[Instruction] Skip every line before the one containing "What does this", then copy that line and the rest of the entries below exactly, through the last line.

[Source records]
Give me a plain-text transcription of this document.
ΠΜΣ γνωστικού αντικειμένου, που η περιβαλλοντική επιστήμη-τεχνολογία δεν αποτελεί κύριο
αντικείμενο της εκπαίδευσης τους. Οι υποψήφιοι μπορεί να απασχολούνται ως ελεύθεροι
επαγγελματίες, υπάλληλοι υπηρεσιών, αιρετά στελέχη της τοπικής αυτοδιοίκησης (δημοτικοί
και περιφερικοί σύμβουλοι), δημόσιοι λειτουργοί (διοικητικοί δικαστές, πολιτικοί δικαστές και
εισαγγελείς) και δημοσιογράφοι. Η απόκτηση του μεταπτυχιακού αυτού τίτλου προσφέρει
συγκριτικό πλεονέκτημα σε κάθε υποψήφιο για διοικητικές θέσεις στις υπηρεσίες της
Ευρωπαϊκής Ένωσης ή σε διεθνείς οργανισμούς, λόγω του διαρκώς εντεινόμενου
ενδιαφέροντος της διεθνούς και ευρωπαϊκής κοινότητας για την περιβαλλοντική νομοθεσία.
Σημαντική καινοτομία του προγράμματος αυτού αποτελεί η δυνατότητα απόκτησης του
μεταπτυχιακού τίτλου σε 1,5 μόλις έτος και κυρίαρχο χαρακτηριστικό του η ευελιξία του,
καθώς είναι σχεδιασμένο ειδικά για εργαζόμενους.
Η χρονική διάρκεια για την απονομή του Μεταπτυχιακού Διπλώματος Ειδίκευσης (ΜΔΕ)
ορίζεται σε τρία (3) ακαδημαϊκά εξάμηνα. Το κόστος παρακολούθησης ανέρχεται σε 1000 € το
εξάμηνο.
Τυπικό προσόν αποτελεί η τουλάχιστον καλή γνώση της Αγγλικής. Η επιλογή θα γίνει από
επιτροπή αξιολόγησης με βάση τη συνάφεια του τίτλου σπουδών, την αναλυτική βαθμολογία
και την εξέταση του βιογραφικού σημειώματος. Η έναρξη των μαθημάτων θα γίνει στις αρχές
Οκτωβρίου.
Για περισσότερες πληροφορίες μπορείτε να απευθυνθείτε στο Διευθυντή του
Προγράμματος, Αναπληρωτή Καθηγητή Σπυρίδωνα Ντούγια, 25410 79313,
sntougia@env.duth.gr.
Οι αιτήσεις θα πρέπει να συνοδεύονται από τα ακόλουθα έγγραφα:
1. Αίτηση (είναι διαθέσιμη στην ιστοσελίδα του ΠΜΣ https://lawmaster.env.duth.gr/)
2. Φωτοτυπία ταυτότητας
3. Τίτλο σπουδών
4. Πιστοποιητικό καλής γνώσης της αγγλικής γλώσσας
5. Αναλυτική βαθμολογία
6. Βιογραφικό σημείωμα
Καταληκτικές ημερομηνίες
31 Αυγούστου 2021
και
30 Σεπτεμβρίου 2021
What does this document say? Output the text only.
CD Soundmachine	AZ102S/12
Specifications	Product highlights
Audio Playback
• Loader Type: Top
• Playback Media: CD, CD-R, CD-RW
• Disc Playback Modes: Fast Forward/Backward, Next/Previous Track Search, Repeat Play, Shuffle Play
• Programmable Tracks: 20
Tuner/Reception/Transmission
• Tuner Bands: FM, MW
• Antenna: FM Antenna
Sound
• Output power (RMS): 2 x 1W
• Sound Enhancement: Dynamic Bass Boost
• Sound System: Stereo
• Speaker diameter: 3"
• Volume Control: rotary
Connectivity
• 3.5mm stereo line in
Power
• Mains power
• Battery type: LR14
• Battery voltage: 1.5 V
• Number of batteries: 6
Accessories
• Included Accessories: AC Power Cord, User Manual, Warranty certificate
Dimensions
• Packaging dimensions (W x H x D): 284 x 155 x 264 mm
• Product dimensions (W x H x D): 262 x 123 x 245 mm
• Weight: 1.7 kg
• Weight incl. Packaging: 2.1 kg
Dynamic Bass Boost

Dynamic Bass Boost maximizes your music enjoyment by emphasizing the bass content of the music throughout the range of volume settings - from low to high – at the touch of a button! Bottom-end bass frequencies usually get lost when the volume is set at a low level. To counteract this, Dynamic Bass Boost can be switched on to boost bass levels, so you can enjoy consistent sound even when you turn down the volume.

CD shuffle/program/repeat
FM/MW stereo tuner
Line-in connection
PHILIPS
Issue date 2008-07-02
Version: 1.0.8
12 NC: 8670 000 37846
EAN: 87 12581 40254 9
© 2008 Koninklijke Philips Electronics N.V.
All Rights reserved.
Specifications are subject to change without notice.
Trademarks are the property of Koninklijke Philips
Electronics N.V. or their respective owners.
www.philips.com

[Complete answer]
What does this document say? Output the text only.
CD Soundmachine	AZ102S/12
Specifications	Product highlights
Audio Playback
• Loader Type: Top
• Playback Media: CD, CD-R, CD-RW
• Disc Playback Modes: Fast Forward/Backward, Next/Previous Track Search, Repeat Play, Shuffle Play
• Programmable Tracks: 20
Tuner/Reception/Transmission
• Tuner Bands: FM, MW
• Antenna: FM Antenna
Sound
• Output power (RMS): 2 x 1W
• Sound Enhancement: Dynamic Bass Boost
• Sound System: Stereo
• Speaker diameter: 3"
• Volume Control: rotary
Connectivity
• 3.5mm stereo line in
Power
• Mains power
• Battery type: LR14
• Battery voltage: 1.5 V
• Number of batteries: 6
Accessories
• Included Accessories: AC Power Cord, User Manual, Warranty certificate
Dimensions
• Packaging dimensions (W x H x D): 284 x 155 x 264 mm
• Product dimensions (W x H x D): 262 x 123 x 245 mm
• Weight: 1.7 kg
• Weight incl. Packaging: 2.1 kg
Dynamic Bass Boost

Dynamic Bass Boost maximizes your music enjoyment by emphasizing the bass content of the music throughout the range of volume settings - from low to high – at the touch of a button! Bottom-end bass frequencies usually get lost when the volume is set at a low level. To counteract this, Dynamic Bass Boost can be switched on to boost bass levels, so you can enjoy consistent sound even when you turn down the volume.

CD shuffle/program/repeat
FM/MW stereo tuner
Line-in connection
PHILIPS
Issue date 2008-07-02
Version: 1.0.8
12 NC: 8670 000 37846
EAN: 87 12581 40254 9
© 2008 Koninklijke Philips Electronics N.V.
All Rights reserved.
Specifications are subject to change without notice.
Trademarks are the property of Koninklijke Philips
Electronics N.V. or their respective owners.
www.philips.com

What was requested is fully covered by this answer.